> Set problem: Write out all of the data exactly as it appears.

> Supplied data:

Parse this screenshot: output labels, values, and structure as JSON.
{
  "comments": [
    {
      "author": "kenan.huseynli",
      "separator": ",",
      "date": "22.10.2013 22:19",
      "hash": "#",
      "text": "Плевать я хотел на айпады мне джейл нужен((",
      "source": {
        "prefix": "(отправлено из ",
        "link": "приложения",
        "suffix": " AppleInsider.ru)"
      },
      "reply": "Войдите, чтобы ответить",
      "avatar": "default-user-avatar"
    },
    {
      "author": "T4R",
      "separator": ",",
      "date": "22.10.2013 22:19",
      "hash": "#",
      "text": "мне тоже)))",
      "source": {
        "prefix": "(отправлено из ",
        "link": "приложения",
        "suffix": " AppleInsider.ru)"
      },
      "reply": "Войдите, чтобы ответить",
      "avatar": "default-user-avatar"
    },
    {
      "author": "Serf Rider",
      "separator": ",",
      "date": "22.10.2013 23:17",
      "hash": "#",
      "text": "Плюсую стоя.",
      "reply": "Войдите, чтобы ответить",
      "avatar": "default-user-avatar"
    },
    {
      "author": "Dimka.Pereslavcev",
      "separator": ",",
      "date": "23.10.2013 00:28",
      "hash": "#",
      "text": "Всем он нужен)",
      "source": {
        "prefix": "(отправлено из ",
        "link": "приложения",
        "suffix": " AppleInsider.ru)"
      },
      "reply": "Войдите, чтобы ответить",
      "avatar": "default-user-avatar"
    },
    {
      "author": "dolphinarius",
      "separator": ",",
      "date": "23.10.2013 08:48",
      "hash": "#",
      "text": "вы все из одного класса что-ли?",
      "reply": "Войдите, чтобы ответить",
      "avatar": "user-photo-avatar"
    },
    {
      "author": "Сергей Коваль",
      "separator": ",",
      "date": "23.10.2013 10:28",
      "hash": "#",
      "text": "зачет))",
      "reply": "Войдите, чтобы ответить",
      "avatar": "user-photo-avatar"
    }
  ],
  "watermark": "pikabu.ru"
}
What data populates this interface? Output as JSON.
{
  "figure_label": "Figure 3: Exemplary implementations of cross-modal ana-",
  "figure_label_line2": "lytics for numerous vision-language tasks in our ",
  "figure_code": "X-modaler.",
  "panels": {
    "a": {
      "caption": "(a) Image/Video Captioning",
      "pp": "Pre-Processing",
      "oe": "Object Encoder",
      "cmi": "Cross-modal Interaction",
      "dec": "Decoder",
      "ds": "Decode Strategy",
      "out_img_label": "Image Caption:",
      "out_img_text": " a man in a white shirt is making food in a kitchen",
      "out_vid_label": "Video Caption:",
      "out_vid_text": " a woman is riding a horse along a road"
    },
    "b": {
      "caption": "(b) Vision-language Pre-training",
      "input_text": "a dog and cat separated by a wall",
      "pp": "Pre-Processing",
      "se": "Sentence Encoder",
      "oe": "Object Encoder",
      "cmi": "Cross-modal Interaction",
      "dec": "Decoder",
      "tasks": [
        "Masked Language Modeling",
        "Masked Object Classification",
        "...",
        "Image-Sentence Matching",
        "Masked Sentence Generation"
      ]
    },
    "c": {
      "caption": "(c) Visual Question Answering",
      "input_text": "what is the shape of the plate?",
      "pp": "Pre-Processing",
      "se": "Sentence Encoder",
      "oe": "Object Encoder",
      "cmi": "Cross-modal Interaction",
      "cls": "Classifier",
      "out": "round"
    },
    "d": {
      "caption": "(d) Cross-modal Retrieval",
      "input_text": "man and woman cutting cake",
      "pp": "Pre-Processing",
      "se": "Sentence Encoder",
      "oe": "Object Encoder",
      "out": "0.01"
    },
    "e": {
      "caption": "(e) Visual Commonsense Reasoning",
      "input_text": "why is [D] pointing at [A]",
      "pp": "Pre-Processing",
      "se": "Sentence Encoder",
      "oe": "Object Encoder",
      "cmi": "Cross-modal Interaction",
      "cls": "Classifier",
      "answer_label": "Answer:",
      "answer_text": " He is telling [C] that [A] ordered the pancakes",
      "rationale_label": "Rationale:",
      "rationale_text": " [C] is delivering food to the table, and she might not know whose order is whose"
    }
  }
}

> Result for this task:
Parse this screenshot: output labels, values, and structure as JSON.
{
  "comments": [
    {
      "author": "kenan.huseynli",
      "separator": ",",
      "date": "22.10.2013 22:19",
      "hash": "#",
      "text": "Плевать я хотел на айпады мне джейл нужен((",
      "source": {
        "prefix": "(отправлено из ",
        "link": "приложения",
        "suffix": " AppleInsider.ru)"
      },
      "reply": "Войдите, чтобы ответить",
      "avatar": "default-user-avatar"
    },
    {
      "author": "T4R",
      "separator": ",",
      "date": "22.10.2013 22:19",
      "hash": "#",
      "text": "мне тоже)))",
      "source": {
        "prefix": "(отправлено из ",
        "link": "приложения",
        "suffix": " AppleInsider.ru)"
      },
      "reply": "Войдите, чтобы ответить",
      "avatar": "default-user-avatar"
    },
    {
      "author": "Serf Rider",
      "separator": ",",
      "date": "22.10.2013 23:17",
      "hash": "#",
      "text": "Плюсую стоя.",
      "reply": "Войдите, чтобы ответить",
      "avatar": "default-user-avatar"
    },
    {
      "author": "Dimka.Pereslavcev",
      "separator": ",",
      "date": "23.10.2013 00:28",
      "hash": "#",
      "text": "Всем он нужен)",
      "source": {
        "prefix": "(отправлено из ",
        "link": "приложения",
        "suffix": " AppleInsider.ru)"
      },
      "reply": "Войдите, чтобы ответить",
      "avatar": "default-user-avatar"
    },
    {
      "author": "dolphinarius",
      "separator": ",",
      "date": "23.10.2013 08:48",
      "hash": "#",
      "text": "вы все из одного класса что-ли?",
      "reply": "Войдите, чтобы ответить",
      "avatar": "user-photo-avatar"
    },
    {
      "author": "Сергей Коваль",
      "separator": ",",
      "date": "23.10.2013 10:28",
      "hash": "#",
      "text": "зачет))",
      "reply": "Войдите, чтобы ответить",
      "avatar": "user-photo-avatar"
    }
  ],
  "watermark": "pikabu.ru"
}
What data populates this interface? Output as JSON.
{
  "figure_label": "Figure 3: Exemplary implementations of cross-modal ana-",
  "figure_label_line2": "lytics for numerous vision-language tasks in our ",
  "figure_code": "X-modaler.",
  "panels": {
    "a": {
      "caption": "(a) Image/Video Captioning",
      "pp": "Pre-Processing",
      "oe": "Object Encoder",
      "cmi": "Cross-modal Interaction",
      "dec": "Decoder",
      "ds": "Decode Strategy",
      "out_img_label": "Image Caption:",
      "out_img_text": " a man in a white shirt is making food in a kitchen",
      "out_vid_label": "Video Caption:",
      "out_vid_text": " a woman is riding a horse along a road"
    },
    "b": {
      "caption": "(b) Vision-language Pre-training",
      "input_text": "a dog and cat separated by a wall",
      "pp": "Pre-Processing",
      "se": "Sentence Encoder",
      "oe": "Object Encoder",
      "cmi": "Cross-modal Interaction",
      "dec": "Decoder",
      "tasks": [
        "Masked Language Modeling",
        "Masked Object Classification",
        "...",
        "Image-Sentence Matching",
        "Masked Sentence Generation"
      ]
    },
    "c": {
      "caption": "(c) Visual Question Answering",
      "input_text": "what is the shape of the plate?",
      "pp": "Pre-Processing",
      "se": "Sentence Encoder",
      "oe": "Object Encoder",
      "cmi": "Cross-modal Interaction",
      "cls": "Classifier",
      "out": "round"
    },
    "d": {
      "caption": "(d) Cross-modal Retrieval",
      "input_text": "man and woman cutting cake",
      "pp": "Pre-Processing",
      "se": "Sentence Encoder",
      "oe": "Object Encoder",
      "out": "0.01"
    },
    "e": {
      "caption": "(e) Visual Commonsense Reasoning",
      "input_text": "why is [D] pointing at [A]",
      "pp": "Pre-Processing",
      "se": "Sentence Encoder",
      "oe": "Object Encoder",
      "cmi": "Cross-modal Interaction",
      "cls": "Classifier",
      "answer_label": "Answer:",
      "answer_text": " He is telling [C] that [A] ordered the pancakes",
      "rationale_label": "Rationale:",
      "rationale_text": " [C] is delivering food to the table, and she might not know whose order is whose"
    }
  }
}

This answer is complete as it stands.